• Quoted passage
'''

Just to confirm, in this example:

const flakyFunction: ActivityHandler = function (_input: any, context: InvocationContext): void {
    context.log("Flaky Function Flaking!");
    throw new Error("FlakyFunction flaked");
};
const flakyActivity: RegisteredActivity = df.app.activity("flakyFunction", {
    handler: flakyFunction,
});

const callActivityWithRetry: OrchestrationHandler = function* (context: OrchestrationContext) {
    const retryOptions: RetryOptions = new df.RetryOptions(1000, 2);

    let returnValue: any;
    try {
        returnValue = yield (flakyActivity().withRetry(retryOptions));
    } catch (e) {
        context.log("Orchestrator caught exception. Flaky function is extremely flaky.");
    }

    return returnValue;
};
df.app.orchestration("callActivityWithRetry", callActivityWithRetry);

Does the line

        returnValue = yield (flakyActivity().withRetry(retryOptions));

need the parentheses around the activity task, or could we have?

        returnValue = yield flakyActivity().withRetry(retryOptions);

I'm just trying to understand if there's an order of evaluation problem here, which would explain the parenthesis. Just checking!

hossam-nasr commented 11 months ago

@davidmrdavid No it is not. I had that there first just because I was debugging something and thought that the precedence order might be causing it, but it turns out it wasn't. I just double checked and the parentheses are not required. I also update the PR description now.

'''

• Work order
Copy the entire discussion about the parentheses in the retry code, character for character. The records below this point come from a separate source and are unrelated to the discussion above.

• Data extract
'''

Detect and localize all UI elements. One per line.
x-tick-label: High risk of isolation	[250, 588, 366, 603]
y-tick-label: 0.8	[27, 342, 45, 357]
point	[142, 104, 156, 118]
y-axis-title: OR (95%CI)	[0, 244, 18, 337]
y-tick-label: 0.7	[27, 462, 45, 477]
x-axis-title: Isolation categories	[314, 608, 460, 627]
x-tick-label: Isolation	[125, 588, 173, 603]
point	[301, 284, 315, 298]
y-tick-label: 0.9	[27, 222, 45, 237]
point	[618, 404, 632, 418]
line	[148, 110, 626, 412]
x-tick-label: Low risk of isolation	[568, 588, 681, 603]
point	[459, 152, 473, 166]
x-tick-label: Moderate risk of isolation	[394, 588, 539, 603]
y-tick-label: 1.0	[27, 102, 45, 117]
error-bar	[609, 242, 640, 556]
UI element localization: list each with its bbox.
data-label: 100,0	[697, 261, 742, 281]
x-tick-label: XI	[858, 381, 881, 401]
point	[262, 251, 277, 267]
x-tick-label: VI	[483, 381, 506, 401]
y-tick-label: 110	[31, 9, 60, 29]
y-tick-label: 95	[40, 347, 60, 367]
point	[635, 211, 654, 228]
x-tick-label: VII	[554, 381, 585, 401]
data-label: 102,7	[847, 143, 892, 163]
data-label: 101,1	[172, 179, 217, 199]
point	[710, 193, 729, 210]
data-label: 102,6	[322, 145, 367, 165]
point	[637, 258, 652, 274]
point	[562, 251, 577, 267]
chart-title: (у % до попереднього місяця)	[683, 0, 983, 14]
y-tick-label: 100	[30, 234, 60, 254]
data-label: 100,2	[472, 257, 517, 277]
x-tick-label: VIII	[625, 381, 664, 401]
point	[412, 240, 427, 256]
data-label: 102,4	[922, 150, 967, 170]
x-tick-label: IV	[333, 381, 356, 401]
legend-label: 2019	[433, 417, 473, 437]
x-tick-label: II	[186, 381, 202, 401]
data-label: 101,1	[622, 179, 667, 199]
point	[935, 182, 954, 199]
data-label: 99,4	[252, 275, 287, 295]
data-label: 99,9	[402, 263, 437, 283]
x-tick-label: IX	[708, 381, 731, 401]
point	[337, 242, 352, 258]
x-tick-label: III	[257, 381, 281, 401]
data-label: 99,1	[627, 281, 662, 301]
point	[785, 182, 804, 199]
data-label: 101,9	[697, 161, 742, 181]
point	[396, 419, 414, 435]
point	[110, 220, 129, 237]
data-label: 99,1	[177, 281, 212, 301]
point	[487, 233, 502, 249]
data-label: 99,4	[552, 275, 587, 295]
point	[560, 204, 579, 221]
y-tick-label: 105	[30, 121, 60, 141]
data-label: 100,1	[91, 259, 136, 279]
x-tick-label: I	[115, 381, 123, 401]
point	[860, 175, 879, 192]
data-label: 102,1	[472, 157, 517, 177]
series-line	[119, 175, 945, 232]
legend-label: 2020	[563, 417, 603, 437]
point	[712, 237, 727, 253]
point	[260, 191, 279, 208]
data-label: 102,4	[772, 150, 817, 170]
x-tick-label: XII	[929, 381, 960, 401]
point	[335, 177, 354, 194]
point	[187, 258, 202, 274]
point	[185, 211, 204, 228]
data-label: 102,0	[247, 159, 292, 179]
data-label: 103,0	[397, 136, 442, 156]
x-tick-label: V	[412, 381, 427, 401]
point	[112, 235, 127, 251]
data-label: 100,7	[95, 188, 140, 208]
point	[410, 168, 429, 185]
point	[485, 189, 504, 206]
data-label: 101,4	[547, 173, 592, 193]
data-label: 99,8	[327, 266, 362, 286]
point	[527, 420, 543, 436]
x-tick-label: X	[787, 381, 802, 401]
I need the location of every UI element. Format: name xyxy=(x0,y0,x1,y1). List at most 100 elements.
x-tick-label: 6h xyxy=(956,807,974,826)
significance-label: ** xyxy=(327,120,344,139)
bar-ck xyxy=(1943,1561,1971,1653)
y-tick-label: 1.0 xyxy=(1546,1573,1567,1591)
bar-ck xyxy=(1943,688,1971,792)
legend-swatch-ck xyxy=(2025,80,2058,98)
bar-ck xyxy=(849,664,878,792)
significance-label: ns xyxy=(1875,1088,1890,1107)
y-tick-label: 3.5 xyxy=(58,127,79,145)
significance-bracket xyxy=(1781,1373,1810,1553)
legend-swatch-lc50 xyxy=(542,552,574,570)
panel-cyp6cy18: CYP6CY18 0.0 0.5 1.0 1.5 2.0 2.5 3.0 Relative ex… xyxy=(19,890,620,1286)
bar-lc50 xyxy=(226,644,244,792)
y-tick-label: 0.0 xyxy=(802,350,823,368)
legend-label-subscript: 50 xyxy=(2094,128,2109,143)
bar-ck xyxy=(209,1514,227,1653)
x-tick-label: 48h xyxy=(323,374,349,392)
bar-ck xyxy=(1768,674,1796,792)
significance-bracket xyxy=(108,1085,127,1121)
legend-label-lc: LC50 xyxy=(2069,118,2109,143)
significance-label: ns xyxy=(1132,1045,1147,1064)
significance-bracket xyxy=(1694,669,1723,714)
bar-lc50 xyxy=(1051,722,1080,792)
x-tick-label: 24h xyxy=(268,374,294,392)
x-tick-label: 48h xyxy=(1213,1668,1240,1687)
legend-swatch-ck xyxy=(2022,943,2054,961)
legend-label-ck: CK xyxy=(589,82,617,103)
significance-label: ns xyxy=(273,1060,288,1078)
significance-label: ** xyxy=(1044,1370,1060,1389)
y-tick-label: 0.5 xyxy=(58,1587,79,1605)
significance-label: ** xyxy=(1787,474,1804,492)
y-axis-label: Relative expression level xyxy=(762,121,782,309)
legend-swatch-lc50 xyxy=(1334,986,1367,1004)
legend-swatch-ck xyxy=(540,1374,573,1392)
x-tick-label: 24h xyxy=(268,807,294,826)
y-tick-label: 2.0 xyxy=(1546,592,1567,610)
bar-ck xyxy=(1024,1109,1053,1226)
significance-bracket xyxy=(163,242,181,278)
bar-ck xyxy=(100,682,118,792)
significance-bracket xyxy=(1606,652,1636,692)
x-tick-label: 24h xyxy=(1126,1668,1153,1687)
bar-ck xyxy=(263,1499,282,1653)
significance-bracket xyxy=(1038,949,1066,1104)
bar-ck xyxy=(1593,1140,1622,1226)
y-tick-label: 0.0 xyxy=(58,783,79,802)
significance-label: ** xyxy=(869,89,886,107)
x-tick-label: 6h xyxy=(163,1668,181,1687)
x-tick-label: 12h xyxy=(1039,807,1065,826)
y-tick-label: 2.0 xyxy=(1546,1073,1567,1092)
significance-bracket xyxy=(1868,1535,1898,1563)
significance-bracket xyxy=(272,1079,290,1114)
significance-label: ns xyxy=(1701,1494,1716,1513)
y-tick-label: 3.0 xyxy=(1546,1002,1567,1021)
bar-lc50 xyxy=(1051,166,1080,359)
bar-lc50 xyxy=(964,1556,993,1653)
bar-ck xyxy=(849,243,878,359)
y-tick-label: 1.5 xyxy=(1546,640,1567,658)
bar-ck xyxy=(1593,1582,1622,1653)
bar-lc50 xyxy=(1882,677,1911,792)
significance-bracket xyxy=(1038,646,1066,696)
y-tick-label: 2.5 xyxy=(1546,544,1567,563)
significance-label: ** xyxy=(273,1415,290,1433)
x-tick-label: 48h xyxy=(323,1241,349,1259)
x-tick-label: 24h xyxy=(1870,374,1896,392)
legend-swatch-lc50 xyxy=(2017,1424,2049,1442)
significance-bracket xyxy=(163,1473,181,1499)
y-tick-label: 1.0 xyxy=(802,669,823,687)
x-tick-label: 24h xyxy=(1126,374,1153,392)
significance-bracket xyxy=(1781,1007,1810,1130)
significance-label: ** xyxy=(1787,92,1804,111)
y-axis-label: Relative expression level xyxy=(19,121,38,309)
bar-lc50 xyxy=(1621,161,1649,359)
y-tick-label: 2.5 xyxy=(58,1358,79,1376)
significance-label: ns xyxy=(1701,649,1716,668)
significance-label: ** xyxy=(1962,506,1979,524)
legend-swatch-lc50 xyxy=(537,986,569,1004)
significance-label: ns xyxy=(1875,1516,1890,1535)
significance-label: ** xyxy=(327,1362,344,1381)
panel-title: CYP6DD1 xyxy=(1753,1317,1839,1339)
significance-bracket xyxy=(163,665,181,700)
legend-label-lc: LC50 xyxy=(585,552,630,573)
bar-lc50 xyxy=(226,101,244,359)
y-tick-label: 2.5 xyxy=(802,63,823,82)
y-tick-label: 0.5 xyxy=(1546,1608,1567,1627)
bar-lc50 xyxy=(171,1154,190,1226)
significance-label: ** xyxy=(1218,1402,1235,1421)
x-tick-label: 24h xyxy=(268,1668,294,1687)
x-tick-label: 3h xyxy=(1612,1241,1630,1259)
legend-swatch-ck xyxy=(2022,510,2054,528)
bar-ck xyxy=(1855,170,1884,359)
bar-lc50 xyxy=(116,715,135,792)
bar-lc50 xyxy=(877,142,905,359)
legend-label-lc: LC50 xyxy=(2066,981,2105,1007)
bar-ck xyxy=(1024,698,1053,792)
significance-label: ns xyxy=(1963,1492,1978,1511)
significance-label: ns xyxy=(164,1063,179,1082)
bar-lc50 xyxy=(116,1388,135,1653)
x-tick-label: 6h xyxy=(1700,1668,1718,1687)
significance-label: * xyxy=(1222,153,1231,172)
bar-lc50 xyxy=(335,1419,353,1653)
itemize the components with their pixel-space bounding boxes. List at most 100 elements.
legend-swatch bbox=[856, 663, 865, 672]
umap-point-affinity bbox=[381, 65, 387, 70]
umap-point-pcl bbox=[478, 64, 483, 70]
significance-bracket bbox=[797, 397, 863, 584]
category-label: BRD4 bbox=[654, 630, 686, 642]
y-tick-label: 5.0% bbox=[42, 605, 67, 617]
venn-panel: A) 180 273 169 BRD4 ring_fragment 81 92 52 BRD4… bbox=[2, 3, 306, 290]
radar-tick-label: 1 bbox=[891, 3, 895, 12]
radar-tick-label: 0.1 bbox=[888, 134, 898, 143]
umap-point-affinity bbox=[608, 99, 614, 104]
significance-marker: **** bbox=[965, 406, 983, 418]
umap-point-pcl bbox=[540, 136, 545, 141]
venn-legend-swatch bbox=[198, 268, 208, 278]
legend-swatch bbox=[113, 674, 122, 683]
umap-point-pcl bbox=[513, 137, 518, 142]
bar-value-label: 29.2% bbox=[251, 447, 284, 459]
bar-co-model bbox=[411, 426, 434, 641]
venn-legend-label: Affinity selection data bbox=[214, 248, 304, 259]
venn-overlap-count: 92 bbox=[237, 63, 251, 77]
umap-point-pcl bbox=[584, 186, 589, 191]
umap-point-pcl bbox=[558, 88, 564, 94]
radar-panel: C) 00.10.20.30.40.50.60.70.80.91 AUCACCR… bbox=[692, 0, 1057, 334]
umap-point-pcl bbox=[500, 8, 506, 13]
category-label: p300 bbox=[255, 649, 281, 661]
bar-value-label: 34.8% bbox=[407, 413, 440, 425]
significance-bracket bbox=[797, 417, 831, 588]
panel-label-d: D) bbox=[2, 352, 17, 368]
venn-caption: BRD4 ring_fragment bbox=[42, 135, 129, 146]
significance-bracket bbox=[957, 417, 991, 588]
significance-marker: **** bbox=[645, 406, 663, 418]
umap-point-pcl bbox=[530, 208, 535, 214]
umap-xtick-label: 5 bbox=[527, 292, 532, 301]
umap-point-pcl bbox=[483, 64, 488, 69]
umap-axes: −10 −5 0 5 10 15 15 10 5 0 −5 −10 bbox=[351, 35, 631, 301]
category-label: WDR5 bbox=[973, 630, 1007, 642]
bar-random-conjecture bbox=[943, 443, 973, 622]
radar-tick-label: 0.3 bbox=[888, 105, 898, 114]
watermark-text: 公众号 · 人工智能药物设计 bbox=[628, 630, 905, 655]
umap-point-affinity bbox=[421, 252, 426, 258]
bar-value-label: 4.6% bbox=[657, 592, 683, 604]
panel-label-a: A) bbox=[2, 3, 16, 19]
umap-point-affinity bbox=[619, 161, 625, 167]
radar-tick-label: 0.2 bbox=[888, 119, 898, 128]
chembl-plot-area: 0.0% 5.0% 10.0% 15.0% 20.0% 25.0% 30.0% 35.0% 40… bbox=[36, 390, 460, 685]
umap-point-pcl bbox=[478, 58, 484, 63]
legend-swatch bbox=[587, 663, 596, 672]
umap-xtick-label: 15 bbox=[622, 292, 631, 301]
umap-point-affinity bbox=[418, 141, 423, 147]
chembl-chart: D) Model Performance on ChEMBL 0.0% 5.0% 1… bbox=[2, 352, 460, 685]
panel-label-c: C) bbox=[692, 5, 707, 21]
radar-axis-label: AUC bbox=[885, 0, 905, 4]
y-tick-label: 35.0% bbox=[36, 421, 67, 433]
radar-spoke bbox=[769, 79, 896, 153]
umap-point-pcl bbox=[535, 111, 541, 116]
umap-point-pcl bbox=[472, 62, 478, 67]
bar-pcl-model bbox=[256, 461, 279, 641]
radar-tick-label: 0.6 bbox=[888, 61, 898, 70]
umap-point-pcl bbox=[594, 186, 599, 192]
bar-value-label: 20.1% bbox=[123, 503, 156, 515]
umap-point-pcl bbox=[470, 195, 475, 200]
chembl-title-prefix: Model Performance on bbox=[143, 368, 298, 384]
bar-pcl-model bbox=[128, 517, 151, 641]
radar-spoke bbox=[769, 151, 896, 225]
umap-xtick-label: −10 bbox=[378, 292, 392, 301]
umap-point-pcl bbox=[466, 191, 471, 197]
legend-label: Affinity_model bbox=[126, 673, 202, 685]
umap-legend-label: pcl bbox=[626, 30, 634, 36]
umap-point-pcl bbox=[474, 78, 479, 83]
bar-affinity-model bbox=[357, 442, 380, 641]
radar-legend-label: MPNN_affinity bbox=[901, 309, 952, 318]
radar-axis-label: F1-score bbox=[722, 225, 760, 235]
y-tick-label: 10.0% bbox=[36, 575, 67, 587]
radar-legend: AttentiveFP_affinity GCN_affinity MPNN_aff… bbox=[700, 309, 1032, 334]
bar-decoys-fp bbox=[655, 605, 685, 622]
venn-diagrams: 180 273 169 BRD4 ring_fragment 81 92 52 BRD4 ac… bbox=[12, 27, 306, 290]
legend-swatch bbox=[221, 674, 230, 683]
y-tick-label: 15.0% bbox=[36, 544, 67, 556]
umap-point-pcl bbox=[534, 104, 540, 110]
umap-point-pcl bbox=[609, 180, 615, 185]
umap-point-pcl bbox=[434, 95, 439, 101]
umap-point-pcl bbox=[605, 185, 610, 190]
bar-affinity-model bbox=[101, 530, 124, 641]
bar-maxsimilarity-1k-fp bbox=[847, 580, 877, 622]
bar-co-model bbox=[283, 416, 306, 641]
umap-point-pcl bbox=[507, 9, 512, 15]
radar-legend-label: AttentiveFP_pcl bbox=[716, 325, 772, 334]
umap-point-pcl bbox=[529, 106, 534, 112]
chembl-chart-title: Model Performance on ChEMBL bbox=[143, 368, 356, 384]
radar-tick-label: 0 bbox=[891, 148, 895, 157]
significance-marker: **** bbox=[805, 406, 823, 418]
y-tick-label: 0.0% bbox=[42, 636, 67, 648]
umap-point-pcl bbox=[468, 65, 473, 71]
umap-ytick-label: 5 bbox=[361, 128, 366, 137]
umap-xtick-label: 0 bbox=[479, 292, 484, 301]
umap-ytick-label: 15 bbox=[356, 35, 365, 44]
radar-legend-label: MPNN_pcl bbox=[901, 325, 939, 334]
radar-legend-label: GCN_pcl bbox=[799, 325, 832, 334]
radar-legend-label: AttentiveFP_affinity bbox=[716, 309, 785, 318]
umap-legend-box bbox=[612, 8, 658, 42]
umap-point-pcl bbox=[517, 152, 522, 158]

'''

• Your solution
Just to confirm, in this example:

const flakyFunction: ActivityHandler = function (_input: any, context: InvocationContext): void {
    context.log("Flaky Function Flaking!");
    throw new Error("FlakyFunction flaked");
};
const flakyActivity: RegisteredActivity = df.app.activity("flakyFunction", {
    handler: flakyFunction,
});

const callActivityWithRetry: OrchestrationHandler = function* (context: OrchestrationContext) {
    const retryOptions: RetryOptions = new df.RetryOptions(1000, 2);

    let returnValue: any;
    try {
        returnValue = yield (flakyActivity().withRetry(retryOptions));
    } catch (e) {
        context.log("Orchestrator caught exception. Flaky function is extremely flaky.");
    }

    return returnValue;
};
df.app.orchestration("callActivityWithRetry", callActivityWithRetry);

Does the line

        returnValue = yield (flakyActivity().withRetry(retryOptions));

need the parentheses around the activity task, or could we have?

        returnValue = yield flakyActivity().withRetry(retryOptions);

I'm just trying to understand if there's an order of evaluation problem here, which would explain the parenthesis. Just checking!

hossam-nasr commented 11 months ago

@davidmrdavid No it is not. I had that there first just because I was debugging something and thought that the precedence order might be causing it, but it turns out it wasn't. I just double checked and the parentheses are not required. I also update the PR description now.